## begin DATASET
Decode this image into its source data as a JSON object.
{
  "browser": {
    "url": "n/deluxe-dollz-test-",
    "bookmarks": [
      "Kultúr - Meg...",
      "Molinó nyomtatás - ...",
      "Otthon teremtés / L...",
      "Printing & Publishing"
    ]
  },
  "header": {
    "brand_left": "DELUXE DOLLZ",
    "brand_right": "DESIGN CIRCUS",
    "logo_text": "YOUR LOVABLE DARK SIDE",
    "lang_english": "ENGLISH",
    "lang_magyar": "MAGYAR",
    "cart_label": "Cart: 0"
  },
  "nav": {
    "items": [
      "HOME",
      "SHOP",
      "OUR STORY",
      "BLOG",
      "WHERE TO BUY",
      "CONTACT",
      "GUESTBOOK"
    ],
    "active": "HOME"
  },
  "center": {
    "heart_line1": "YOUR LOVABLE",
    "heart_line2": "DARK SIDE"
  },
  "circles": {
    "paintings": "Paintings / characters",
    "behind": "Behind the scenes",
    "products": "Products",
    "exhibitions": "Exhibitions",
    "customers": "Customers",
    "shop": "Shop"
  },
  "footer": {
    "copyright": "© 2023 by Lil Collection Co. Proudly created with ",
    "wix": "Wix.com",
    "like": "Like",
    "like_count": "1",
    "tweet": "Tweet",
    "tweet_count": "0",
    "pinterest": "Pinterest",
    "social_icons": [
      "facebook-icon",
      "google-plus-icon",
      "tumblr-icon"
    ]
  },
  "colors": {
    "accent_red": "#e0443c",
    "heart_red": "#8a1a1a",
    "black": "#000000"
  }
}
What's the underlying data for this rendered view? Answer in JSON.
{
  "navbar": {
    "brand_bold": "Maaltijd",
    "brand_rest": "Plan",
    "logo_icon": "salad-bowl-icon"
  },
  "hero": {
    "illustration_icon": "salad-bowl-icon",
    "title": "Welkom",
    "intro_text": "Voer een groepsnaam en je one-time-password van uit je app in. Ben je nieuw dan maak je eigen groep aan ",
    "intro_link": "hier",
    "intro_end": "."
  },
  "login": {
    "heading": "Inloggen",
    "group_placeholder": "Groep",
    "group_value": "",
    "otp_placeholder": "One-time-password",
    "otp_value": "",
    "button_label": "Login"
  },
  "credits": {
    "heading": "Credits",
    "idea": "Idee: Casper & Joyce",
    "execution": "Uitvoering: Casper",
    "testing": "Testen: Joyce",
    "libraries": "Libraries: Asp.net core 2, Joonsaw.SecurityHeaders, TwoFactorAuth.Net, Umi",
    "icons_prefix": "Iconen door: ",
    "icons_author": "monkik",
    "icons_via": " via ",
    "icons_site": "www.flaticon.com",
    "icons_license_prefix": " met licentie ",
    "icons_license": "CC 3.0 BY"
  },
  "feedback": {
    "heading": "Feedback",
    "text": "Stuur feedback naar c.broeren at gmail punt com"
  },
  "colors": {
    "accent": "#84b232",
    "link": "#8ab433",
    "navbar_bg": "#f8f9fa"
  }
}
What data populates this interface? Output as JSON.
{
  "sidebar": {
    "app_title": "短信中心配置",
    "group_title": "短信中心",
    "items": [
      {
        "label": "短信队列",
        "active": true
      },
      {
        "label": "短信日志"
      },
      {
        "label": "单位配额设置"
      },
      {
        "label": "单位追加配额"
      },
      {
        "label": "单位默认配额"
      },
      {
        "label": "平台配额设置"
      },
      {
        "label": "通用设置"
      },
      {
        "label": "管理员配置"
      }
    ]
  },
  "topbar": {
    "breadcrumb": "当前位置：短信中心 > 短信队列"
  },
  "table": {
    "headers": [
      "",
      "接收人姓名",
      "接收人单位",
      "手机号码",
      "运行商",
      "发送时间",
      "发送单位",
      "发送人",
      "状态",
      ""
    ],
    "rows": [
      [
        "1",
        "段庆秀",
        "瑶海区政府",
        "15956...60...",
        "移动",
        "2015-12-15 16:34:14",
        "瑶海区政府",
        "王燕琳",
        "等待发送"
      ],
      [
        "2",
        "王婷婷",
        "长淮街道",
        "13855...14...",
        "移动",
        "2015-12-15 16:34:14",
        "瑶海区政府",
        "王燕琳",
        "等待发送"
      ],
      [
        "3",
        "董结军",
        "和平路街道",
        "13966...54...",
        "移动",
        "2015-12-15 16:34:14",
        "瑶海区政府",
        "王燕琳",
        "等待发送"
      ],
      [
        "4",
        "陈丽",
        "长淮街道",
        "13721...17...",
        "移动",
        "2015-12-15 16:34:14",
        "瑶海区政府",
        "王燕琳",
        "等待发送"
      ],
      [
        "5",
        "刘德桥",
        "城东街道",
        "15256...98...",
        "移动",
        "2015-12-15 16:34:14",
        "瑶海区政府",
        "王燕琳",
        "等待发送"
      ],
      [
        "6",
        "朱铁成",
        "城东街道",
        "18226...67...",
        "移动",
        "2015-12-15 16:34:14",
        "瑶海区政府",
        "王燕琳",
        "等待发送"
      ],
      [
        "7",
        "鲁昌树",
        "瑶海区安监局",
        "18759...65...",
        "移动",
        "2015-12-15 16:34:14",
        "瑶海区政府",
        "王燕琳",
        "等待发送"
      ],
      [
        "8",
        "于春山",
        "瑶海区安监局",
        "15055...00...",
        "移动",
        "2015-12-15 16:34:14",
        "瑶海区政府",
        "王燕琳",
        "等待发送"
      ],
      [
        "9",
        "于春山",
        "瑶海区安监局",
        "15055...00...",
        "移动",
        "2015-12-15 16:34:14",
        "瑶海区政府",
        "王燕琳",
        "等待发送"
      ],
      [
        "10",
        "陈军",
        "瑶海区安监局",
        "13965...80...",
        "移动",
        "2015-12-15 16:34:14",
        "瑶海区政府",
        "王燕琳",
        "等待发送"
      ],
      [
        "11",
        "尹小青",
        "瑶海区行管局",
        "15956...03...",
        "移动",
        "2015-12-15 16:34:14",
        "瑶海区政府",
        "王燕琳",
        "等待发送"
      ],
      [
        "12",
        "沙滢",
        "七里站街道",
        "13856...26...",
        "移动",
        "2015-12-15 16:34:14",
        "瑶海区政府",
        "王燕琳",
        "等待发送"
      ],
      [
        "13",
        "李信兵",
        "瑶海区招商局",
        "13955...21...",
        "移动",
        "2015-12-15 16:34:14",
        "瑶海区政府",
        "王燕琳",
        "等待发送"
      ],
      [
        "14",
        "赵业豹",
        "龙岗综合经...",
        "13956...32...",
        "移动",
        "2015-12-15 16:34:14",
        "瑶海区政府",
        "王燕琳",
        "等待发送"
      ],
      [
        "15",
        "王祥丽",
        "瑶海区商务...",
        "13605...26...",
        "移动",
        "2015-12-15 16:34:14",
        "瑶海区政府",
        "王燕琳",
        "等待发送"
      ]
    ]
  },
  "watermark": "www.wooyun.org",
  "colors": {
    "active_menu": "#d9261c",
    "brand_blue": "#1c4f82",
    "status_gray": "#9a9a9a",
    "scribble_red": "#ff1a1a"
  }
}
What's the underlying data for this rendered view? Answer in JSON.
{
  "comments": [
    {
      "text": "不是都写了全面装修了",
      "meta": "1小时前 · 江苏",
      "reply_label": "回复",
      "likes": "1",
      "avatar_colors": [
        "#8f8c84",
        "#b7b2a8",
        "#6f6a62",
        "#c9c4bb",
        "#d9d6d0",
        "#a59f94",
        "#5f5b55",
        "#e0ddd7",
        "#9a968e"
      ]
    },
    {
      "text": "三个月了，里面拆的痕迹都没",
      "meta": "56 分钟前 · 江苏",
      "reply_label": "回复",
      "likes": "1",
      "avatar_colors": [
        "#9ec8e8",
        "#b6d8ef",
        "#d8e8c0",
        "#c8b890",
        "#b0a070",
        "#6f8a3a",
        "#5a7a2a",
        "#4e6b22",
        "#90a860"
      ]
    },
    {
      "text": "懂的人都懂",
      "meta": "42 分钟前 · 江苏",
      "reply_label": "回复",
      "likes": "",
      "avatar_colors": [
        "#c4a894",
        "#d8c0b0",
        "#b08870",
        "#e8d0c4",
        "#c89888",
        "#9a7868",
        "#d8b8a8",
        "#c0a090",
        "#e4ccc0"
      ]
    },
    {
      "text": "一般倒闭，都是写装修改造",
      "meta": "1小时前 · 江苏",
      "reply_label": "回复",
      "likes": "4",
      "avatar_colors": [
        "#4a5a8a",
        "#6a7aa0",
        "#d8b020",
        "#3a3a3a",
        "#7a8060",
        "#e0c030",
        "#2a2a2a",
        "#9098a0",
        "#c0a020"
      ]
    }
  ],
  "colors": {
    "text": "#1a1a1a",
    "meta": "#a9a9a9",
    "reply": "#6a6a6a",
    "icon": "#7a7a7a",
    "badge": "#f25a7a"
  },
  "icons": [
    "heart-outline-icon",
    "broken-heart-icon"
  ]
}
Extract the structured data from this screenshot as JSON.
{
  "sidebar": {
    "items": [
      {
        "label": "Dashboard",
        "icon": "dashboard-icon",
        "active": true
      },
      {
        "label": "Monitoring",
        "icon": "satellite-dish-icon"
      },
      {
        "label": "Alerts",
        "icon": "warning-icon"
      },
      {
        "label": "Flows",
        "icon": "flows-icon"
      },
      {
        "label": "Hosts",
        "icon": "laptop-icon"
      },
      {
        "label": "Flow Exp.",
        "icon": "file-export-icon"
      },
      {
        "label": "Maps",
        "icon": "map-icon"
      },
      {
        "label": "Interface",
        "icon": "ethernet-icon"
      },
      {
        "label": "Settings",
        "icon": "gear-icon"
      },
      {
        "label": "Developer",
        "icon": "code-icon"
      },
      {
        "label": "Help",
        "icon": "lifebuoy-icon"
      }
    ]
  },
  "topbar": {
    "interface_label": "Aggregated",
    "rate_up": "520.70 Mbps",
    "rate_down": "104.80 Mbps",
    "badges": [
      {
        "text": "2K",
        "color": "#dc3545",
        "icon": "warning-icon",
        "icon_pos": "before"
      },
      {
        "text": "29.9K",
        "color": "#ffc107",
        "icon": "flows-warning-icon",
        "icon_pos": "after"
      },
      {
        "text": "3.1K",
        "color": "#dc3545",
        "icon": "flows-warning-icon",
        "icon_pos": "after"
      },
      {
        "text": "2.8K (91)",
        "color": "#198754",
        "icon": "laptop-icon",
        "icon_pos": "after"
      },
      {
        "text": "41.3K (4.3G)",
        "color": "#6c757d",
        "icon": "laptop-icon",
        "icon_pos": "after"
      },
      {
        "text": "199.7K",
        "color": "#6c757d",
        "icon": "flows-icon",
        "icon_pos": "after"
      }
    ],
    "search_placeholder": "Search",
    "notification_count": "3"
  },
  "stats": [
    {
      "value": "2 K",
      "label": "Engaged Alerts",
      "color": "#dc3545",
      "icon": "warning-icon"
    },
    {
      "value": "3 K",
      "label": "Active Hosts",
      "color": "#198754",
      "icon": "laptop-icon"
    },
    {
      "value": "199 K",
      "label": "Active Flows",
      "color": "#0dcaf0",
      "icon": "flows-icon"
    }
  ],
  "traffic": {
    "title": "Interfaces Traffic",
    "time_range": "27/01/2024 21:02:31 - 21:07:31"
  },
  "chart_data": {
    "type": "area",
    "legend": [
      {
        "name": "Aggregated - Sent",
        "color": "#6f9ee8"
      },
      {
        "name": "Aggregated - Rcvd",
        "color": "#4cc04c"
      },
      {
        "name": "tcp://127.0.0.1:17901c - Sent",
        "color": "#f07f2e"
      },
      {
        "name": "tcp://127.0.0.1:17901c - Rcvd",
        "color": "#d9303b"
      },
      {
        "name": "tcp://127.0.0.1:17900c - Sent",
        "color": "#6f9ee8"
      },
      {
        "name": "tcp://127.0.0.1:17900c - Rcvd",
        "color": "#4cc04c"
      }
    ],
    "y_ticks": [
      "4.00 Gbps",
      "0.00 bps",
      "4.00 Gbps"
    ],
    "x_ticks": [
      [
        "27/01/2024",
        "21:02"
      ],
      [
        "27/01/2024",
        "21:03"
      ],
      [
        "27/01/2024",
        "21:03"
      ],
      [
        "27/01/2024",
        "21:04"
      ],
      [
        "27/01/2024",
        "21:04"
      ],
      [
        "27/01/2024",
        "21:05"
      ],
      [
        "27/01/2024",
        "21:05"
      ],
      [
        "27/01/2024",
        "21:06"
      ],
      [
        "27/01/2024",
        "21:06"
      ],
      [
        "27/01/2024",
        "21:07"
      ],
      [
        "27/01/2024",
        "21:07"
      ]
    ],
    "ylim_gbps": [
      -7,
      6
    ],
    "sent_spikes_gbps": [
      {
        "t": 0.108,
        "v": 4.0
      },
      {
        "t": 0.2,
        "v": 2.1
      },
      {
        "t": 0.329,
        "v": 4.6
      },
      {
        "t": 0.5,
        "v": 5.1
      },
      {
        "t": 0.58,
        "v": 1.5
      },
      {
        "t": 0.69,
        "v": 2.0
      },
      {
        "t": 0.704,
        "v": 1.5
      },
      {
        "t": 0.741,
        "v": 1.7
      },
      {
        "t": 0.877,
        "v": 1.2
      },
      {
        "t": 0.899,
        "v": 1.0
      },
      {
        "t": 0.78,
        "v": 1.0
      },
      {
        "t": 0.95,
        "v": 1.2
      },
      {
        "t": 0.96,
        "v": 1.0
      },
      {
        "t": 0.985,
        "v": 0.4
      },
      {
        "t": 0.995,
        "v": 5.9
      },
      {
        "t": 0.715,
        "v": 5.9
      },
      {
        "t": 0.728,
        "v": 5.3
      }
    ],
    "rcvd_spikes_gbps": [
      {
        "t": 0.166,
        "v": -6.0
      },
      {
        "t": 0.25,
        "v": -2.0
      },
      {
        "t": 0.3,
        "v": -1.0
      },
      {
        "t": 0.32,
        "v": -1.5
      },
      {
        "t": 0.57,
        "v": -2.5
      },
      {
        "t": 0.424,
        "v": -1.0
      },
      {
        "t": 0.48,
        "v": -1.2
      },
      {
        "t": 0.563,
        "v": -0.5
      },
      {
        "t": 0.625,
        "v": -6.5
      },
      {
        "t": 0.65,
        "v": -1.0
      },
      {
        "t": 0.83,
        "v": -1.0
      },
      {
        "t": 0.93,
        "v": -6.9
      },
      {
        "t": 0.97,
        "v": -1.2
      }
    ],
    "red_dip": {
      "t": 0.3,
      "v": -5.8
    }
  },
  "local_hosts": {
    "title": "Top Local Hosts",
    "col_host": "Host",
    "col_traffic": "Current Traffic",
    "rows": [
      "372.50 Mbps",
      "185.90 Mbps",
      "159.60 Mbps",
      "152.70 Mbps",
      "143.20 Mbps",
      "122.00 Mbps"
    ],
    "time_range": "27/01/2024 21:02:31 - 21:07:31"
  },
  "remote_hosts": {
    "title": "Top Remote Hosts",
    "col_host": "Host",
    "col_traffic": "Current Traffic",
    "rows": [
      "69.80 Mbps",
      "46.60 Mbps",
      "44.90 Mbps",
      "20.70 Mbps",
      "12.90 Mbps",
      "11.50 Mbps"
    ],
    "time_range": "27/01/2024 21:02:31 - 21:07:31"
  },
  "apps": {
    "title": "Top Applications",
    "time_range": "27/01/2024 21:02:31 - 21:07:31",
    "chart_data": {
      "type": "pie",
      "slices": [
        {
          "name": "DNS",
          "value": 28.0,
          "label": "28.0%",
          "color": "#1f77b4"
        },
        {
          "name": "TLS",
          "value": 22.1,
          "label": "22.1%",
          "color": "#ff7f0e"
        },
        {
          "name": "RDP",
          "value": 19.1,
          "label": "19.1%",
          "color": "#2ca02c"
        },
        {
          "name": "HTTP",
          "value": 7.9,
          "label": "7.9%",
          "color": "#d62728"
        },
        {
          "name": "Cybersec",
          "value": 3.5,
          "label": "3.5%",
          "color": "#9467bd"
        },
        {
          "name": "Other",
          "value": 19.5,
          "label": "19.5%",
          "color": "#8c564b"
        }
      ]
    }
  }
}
## end DATASET
→ **GIVEN TASK**
Go through the material and copy out every line with "bowl" in it.

→ **FINISHED ANSWER**
    "logo_icon": "salad-bowl-icon"
    "illustration_icon": "salad-bowl-icon",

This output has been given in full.